### EXERCISE GOAL
Find how many lines in the data below include the word "structured", then write only that number.

* Begin *

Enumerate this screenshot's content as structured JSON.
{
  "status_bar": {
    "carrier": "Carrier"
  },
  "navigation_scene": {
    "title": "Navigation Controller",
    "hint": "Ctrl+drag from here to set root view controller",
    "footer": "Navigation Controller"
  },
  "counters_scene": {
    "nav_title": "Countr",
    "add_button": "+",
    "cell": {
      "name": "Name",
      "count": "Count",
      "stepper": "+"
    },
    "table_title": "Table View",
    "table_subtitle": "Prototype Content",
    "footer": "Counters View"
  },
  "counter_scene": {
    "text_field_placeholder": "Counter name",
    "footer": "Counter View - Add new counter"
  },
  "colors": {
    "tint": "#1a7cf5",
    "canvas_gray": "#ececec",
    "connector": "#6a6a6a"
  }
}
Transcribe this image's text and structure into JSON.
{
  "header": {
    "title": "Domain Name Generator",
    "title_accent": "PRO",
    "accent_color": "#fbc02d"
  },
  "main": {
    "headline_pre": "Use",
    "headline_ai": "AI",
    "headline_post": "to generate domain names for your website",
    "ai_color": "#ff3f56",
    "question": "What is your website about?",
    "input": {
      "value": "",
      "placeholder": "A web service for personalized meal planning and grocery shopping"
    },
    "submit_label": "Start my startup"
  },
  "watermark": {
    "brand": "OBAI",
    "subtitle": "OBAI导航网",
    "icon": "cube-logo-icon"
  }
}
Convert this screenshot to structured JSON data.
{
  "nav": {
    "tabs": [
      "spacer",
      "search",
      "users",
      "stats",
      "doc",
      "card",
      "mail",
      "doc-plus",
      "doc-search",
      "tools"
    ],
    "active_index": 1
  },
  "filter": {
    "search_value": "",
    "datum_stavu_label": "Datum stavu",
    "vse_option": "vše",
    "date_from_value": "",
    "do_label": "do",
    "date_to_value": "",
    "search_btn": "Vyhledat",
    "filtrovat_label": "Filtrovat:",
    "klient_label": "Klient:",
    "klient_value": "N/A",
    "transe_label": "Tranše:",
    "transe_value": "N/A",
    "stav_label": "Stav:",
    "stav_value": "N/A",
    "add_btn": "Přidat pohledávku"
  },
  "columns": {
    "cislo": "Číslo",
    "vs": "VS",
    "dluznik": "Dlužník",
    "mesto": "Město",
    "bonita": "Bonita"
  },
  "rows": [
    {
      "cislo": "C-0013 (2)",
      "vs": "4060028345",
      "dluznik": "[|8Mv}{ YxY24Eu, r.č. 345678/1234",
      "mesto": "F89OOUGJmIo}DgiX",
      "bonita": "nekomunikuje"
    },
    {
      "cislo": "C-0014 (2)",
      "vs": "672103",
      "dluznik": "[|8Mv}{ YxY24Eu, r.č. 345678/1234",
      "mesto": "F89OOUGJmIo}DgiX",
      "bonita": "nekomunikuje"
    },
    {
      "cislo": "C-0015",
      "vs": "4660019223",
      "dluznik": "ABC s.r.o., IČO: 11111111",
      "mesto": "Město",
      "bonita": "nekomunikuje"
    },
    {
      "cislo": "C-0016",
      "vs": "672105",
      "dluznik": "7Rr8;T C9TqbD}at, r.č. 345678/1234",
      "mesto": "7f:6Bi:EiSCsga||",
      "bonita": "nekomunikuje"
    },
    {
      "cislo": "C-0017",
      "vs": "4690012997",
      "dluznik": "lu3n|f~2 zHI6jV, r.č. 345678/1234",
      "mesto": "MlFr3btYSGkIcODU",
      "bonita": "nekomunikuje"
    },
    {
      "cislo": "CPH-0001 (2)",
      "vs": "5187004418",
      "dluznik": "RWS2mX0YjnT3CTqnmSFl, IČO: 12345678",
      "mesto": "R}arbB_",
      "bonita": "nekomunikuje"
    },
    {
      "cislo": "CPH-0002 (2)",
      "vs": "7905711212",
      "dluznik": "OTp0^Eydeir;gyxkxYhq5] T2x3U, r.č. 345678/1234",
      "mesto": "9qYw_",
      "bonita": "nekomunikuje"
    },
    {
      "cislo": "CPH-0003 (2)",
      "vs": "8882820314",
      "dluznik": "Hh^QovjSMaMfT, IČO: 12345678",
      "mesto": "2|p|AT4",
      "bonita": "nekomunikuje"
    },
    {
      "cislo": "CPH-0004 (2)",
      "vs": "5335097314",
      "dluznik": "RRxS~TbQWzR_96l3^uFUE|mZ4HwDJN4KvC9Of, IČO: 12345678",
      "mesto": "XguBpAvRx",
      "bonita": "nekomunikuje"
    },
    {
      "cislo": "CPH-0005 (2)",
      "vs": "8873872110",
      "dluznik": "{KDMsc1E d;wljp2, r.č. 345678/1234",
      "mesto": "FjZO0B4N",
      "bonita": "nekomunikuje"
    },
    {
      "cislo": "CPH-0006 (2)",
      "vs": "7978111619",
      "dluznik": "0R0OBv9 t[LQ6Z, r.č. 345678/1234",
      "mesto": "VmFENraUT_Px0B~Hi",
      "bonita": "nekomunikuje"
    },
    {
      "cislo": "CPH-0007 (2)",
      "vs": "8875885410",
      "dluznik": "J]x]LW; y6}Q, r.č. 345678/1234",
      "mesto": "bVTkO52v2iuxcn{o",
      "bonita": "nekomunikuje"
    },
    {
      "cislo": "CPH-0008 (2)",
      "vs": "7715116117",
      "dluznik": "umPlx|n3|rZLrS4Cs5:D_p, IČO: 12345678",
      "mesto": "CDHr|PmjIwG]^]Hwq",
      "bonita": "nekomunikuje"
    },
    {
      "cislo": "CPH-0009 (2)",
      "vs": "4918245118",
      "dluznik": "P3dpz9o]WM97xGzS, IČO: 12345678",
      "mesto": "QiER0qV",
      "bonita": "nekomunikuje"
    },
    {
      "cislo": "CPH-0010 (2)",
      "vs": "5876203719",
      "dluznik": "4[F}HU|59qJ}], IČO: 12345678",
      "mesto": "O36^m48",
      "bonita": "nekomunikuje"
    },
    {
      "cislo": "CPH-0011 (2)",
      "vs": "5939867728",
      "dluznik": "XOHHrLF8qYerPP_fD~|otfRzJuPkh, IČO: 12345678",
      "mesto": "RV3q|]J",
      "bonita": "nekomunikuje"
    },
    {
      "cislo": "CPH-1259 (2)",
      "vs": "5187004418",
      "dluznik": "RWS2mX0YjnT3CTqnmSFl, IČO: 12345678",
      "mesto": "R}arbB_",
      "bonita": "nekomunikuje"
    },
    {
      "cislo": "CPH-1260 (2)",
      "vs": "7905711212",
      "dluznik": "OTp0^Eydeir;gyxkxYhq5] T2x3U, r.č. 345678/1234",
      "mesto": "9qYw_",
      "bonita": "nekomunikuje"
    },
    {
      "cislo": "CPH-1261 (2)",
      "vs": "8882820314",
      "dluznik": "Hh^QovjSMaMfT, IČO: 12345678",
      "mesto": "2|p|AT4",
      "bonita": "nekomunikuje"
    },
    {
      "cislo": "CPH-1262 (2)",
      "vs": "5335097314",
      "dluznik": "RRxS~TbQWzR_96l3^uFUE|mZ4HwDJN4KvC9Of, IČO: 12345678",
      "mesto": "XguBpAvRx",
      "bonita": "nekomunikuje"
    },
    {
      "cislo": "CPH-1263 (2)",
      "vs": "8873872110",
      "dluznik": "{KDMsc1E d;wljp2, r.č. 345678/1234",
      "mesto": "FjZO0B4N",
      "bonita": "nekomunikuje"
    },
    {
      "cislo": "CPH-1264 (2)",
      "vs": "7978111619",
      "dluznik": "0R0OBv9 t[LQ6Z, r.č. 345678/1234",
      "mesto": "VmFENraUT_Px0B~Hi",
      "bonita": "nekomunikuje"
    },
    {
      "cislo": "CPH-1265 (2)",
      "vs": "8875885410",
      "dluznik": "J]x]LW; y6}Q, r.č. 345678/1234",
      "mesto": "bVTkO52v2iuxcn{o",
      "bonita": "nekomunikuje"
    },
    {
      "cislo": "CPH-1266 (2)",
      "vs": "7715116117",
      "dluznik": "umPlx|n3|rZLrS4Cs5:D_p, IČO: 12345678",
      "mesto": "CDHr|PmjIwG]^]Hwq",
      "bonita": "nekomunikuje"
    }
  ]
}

* End *

### THE REPLY
2